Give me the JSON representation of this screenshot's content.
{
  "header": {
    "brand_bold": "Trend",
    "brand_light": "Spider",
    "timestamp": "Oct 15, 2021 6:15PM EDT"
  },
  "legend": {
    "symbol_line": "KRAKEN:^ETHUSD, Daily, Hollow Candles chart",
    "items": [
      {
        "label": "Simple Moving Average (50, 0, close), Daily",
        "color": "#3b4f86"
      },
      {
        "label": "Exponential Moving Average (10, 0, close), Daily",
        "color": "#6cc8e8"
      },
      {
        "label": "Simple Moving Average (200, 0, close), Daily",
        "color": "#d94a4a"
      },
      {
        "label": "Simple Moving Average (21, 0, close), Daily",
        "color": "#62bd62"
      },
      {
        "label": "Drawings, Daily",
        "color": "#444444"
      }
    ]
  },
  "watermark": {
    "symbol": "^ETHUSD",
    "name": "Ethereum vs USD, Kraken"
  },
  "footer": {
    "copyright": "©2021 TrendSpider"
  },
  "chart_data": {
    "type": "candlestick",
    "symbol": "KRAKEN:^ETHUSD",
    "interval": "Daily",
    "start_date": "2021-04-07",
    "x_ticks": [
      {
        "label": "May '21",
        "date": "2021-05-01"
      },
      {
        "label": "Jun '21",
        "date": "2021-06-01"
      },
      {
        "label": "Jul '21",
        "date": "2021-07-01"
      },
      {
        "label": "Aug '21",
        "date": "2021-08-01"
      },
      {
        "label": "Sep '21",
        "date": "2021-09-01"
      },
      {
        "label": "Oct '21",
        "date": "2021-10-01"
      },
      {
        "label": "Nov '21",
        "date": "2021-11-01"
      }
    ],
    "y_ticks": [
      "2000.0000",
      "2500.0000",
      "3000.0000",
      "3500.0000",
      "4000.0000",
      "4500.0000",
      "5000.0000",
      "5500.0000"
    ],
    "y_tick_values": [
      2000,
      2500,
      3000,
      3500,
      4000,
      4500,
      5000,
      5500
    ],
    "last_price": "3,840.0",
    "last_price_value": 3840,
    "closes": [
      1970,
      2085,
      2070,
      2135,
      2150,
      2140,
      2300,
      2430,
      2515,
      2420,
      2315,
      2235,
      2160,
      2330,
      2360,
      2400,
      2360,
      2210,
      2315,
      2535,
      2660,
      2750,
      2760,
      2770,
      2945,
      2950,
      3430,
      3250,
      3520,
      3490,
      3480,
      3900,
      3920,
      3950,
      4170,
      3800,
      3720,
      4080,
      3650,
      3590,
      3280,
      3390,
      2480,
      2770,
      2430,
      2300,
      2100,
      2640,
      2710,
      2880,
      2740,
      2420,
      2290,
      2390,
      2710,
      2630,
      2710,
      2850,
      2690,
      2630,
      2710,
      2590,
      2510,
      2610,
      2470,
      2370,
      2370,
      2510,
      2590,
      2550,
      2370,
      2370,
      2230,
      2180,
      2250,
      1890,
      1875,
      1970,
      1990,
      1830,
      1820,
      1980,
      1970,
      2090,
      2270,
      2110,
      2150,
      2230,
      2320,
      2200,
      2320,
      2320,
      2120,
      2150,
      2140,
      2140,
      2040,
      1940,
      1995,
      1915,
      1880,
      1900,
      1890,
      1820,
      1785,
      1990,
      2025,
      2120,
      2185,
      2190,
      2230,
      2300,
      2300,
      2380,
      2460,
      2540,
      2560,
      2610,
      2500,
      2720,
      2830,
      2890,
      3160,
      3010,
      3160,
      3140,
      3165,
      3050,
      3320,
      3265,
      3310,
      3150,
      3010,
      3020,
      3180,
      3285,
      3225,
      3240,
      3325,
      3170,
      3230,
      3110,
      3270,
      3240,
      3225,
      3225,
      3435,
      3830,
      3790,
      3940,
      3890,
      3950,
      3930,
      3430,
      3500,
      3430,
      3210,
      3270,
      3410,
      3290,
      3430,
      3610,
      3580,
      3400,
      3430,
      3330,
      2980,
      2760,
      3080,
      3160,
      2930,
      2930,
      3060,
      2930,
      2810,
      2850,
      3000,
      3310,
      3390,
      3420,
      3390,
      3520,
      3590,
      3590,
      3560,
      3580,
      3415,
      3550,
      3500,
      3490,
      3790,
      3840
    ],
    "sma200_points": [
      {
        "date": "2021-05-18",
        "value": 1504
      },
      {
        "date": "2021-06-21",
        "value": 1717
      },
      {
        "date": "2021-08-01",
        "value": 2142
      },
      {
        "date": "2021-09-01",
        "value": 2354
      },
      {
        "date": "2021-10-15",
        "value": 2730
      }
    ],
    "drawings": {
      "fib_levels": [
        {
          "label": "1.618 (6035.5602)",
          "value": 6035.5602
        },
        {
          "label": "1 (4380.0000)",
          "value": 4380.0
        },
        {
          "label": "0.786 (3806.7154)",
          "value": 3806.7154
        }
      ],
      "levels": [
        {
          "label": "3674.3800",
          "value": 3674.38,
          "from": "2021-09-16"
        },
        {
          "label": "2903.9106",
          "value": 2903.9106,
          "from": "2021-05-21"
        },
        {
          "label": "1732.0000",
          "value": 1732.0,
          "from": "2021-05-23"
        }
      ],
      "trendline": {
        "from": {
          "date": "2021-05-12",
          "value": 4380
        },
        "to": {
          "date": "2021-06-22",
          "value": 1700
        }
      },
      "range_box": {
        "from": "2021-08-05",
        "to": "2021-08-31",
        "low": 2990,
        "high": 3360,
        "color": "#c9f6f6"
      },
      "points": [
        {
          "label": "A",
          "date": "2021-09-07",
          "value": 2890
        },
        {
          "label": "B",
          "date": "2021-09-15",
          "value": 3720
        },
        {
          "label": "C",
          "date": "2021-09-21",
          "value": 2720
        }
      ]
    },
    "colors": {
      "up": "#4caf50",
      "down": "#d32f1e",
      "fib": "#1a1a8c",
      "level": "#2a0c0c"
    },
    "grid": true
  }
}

WORK TO COMPLETE: Provide all the records again, word for word.

CORRECT RESULT:
Give me the JSON representation of this screenshot's content.
{
  "header": {
    "brand_bold": "Trend",
    "brand_light": "Spider",
    "timestamp": "Oct 15, 2021 6:15PM EDT"
  },
  "legend": {
    "symbol_line": "KRAKEN:^ETHUSD, Daily, Hollow Candles chart",
    "items": [
      {
        "label": "Simple Moving Average (50, 0, close), Daily",
        "color": "#3b4f86"
      },
      {
        "label": "Exponential Moving Average (10, 0, close), Daily",
        "color": "#6cc8e8"
      },
      {
        "label": "Simple Moving Average (200, 0, close), Daily",
        "color": "#d94a4a"
      },
      {
        "label": "Simple Moving Average (21, 0, close), Daily",
        "color": "#62bd62"
      },
      {
        "label": "Drawings, Daily",
        "color": "#444444"
      }
    ]
  },
  "watermark": {
    "symbol": "^ETHUSD",
    "name": "Ethereum vs USD, Kraken"
  },
  "footer": {
    "copyright": "©2021 TrendSpider"
  },
  "chart_data": {
    "type": "candlestick",
    "symbol": "KRAKEN:^ETHUSD",
    "interval": "Daily",
    "start_date": "2021-04-07",
    "x_ticks": [
      {
        "label": "May '21",
        "date": "2021-05-01"
      },
      {
        "label": "Jun '21",
        "date": "2021-06-01"
      },
      {
        "label": "Jul '21",
        "date": "2021-07-01"
      },
      {
        "label": "Aug '21",
        "date": "2021-08-01"
      },
      {
        "label": "Sep '21",
        "date": "2021-09-01"
      },
      {
        "label": "Oct '21",
        "date": "2021-10-01"
      },
      {
        "label": "Nov '21",
        "date": "2021-11-01"
      }
    ],
    "y_ticks": [
      "2000.0000",
      "2500.0000",
      "3000.0000",
      "3500.0000",
      "4000.0000",
      "4500.0000",
      "5000.0000",
      "5500.0000"
    ],
    "y_tick_values": [
      2000,
      2500,
      3000,
      3500,
      4000,
      4500,
      5000,
      5500
    ],
    "last_price": "3,840.0",
    "last_price_value": 3840,
    "closes": [
      1970,
      2085,
      2070,
      2135,
      2150,
      2140,
      2300,
      2430,
      2515,
      2420,
      2315,
      2235,
      2160,
      2330,
      2360,
      2400,
      2360,
      2210,
      2315,
      2535,
      2660,
      2750,
      2760,
      2770,
      2945,
      2950,
      3430,
      3250,
      3520,
      3490,
      3480,
      3900,
      3920,
      3950,
      4170,
      3800,
      3720,
      4080,
      3650,
      3590,
      3280,
      3390,
      2480,
      2770,
      2430,
      2300,
      2100,
      2640,
      2710,
      2880,
      2740,
      2420,
      2290,
      2390,
      2710,
      2630,
      2710,
      2850,
      2690,
      2630,
      2710,
      2590,
      2510,
      2610,
      2470,
      2370,
      2370,
      2510,
      2590,
      2550,
      2370,
      2370,
      2230,
      2180,
      2250,
      1890,
      1875,
      1970,
      1990,
      1830,
      1820,
      1980,
      1970,
      2090,
      2270,
      2110,
      2150,
      2230,
      2320,
      2200,
      2320,
      2320,
      2120,
      2150,
      2140,
      2140,
      2040,
      1940,
      1995,
      1915,
      1880,
      1900,
      1890,
      1820,
      1785,
      1990,
      2025,
      2120,
      2185,
      2190,
      2230,
      2300,
      2300,
      2380,
      2460,
      2540,
      2560,
      2610,
      2500,
      2720,
      2830,
      2890,
      3160,
      3010,
      3160,
      3140,
      3165,
      3050,
      3320,
      3265,
      3310,
      3150,
      3010,
      3020,
      3180,
      3285,
      3225,
      3240,
      3325,
      3170,
      3230,
      3110,
      3270,
      3240,
      3225,
      3225,
      3435,
      3830,
      3790,
      3940,
      3890,
      3950,
      3930,
      3430,
      3500,
      3430,
      3210,
      3270,
      3410,
      3290,
      3430,
      3610,
      3580,
      3400,
      3430,
      3330,
      2980,
      2760,
      3080,
      3160,
      2930,
      2930,
      3060,
      2930,
      2810,
      2850,
      3000,
      3310,
      3390,
      3420,
      3390,
      3520,
      3590,
      3590,
      3560,
      3580,
      3415,
      3550,
      3500,
      3490,
      3790,
      3840
    ],
    "sma200_points": [
      {
        "date": "2021-05-18",
        "value": 1504
      },
      {
        "date": "2021-06-21",
        "value": 1717
      },
      {
        "date": "2021-08-01",
        "value": 2142
      },
      {
        "date": "2021-09-01",
        "value": 2354
      },
      {
        "date": "2021-10-15",
        "value": 2730
      }
    ],
    "drawings": {
      "fib_levels": [
        {
          "label": "1.618 (6035.5602)",
          "value": 6035.5602
        },
        {
          "label": "1 (4380.0000)",
          "value": 4380.0
        },
        {
          "label": "0.786 (3806.7154)",
          "value": 3806.7154
        }
      ],
      "levels": [
        {
          "label": "3674.3800",
          "value": 3674.38,
          "from": "2021-09-16"
        },
        {
          "label": "2903.9106",
          "value": 2903.9106,
          "from": "2021-05-21"
        },
        {
          "label": "1732.0000",
          "value": 1732.0,
          "from": "2021-05-23"
        }
      ],
      "trendline": {
        "from": {
          "date": "2021-05-12",
          "value": 4380
        },
        "to": {
          "date": "2021-06-22",
          "value": 1700
        }
      },
      "range_box": {
        "from": "2021-08-05",
        "to": "2021-08-31",
        "low": 2990,
        "high": 3360,
        "color": "#c9f6f6"
      },
      "points": [
        {
          "label": "A",
          "date": "2021-09-07",
          "value": 2890
        },
        {
          "label": "B",
          "date": "2021-09-15",
          "value": 3720
        },
        {
          "label": "C",
          "date": "2021-09-21",
          "value": 2720
        }
      ]
    },
    "colors": {
      "up": "#4caf50",
      "down": "#d32f1e",
      "fib": "#1a1a8c",
      "level": "#2a0c0c"
    },
    "grid": true
  }
}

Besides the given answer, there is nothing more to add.